Give the data a second time, exactly and in full.

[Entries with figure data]
•••••
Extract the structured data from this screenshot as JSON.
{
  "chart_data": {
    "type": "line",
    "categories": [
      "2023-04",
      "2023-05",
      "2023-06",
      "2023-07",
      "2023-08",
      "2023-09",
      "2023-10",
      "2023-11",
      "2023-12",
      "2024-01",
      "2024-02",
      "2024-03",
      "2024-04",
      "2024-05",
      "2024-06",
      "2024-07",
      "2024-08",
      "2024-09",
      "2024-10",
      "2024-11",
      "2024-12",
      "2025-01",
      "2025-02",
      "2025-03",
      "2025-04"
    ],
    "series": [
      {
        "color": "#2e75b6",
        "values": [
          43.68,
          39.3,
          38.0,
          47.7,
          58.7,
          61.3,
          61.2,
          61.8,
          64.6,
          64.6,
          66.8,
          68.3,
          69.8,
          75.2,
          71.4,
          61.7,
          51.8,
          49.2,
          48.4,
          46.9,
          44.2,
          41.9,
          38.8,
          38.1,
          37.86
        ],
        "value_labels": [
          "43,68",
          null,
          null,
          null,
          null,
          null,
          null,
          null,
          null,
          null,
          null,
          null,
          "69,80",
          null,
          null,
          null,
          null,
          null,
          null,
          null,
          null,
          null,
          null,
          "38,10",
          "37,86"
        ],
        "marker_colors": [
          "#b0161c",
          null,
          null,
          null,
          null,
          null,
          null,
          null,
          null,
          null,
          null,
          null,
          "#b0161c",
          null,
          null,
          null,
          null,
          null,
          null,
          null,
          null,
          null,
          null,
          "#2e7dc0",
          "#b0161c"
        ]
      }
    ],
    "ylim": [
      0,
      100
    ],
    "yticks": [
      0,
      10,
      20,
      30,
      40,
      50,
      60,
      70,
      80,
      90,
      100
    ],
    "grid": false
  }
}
•••••
**OUTPUT:**
Extract the structured data from this screenshot as JSON.
{
  "chart_data": {
    "type": "line",
    "categories": [
      "2023-04",
      "2023-05",
      "2023-06",
      "2023-07",
      "2023-08",
      "2023-09",
      "2023-10",
      "2023-11",
      "2023-12",
      "2024-01",
      "2024-02",
      "2024-03",
      "2024-04",
      "2024-05",
      "2024-06",
      "2024-07",
      "2024-08",
      "2024-09",
      "2024-10",
      "2024-11",
      "2024-12",
      "2025-01",
      "2025-02",
      "2025-03",
      "2025-04"
    ],
    "series": [
      {
        "color": "#2e75b6",
        "values": [
          43.68,
          39.3,
          38.0,
          47.7,
          58.7,
          61.3,
          61.2,
          61.8,
          64.6,
          64.6,
          66.8,
          68.3,
          69.8,
          75.2,
          71.4,
          61.7,
          51.8,
          49.2,
          48.4,
          46.9,
          44.2,
          41.9,
          38.8,
          38.1,
          37.86
        ],
        "value_labels": [
          "43,68",
          null,
          null,
          null,
          null,
          null,
          null,
          null,
          null,
          null,
          null,
          null,
          "69,80",
          null,
          null,
          null,
          null,
          null,
          null,
          null,
          null,
          null,
          null,
          "38,10",
          "37,86"
        ],
        "marker_colors": [
          "#b0161c",
          null,
          null,
          null,
          null,
          null,
          null,
          null,
          null,
          null,
          null,
          null,
          "#b0161c",
          null,
          null,
          null,
          null,
          null,
          null,
          null,
          null,
          null,
          null,
          "#2e7dc0",
          "#b0161c"
        ]
      }
    ],
    "ylim": [
      0,
      100
    ],
    "yticks": [
      0,
      10,
      20,
      30,
      40,
      50,
      60,
      70,
      80,
      90,
      100
    ],
    "grid": false
  }
}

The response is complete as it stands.